- _Required work_: Below are records. Copy every line with "Objects" in it.

-=-=-=-=-

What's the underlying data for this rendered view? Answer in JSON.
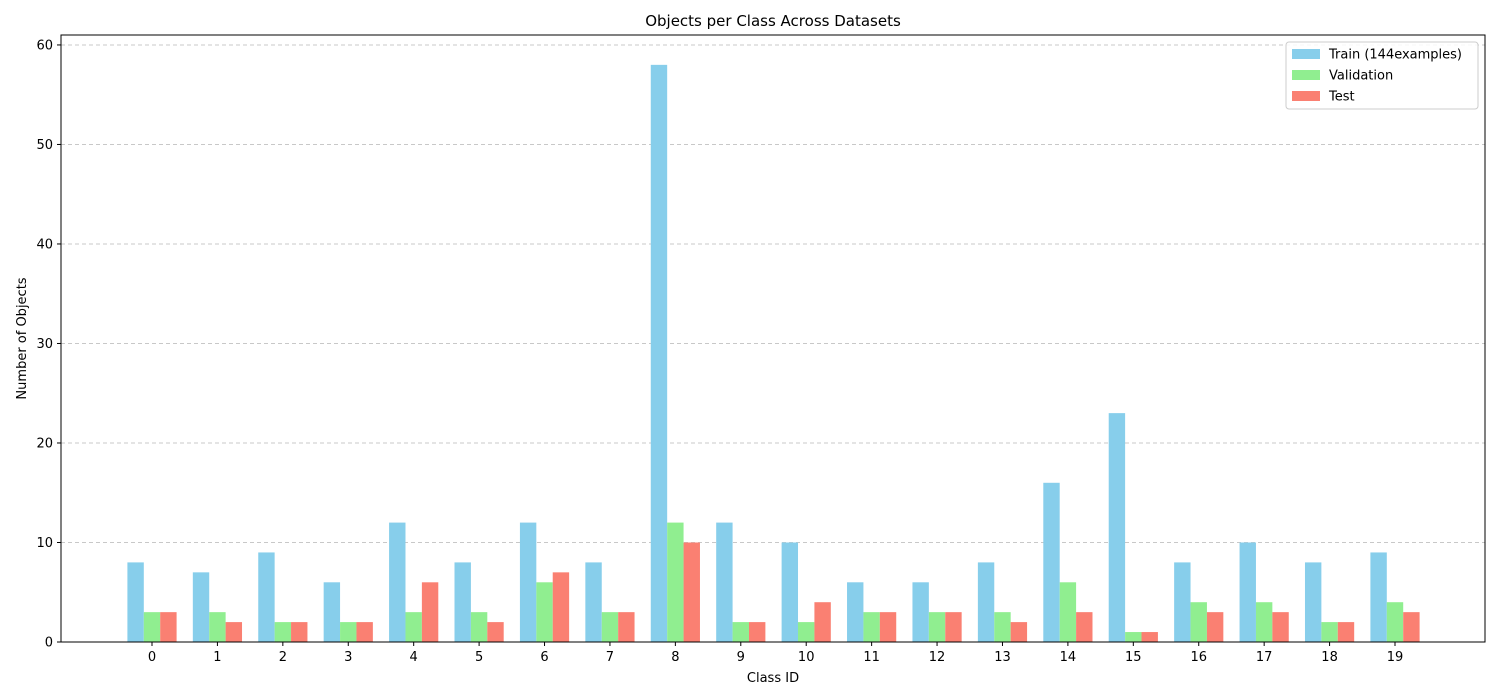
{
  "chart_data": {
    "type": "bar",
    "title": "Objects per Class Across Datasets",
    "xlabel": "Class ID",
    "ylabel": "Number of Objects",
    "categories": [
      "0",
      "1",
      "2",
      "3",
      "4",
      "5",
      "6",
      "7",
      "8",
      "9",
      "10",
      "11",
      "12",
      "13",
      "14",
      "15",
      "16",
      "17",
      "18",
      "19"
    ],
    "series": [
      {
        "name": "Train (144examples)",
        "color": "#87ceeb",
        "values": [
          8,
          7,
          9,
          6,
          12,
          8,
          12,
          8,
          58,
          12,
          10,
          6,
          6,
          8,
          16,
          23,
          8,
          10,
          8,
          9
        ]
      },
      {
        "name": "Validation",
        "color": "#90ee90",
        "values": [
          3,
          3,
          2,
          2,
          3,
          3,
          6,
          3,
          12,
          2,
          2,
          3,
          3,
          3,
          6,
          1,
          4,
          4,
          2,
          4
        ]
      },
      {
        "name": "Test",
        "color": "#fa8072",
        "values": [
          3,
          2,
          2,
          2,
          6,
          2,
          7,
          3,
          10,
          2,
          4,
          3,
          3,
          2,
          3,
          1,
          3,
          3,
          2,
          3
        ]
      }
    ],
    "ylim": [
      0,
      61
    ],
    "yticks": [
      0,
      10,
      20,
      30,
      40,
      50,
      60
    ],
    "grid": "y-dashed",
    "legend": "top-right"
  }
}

-=-=-=-=-

- _Response below_:
    "title": "Objects per Class Across Datasets",
    "ylabel": "Number of Objects",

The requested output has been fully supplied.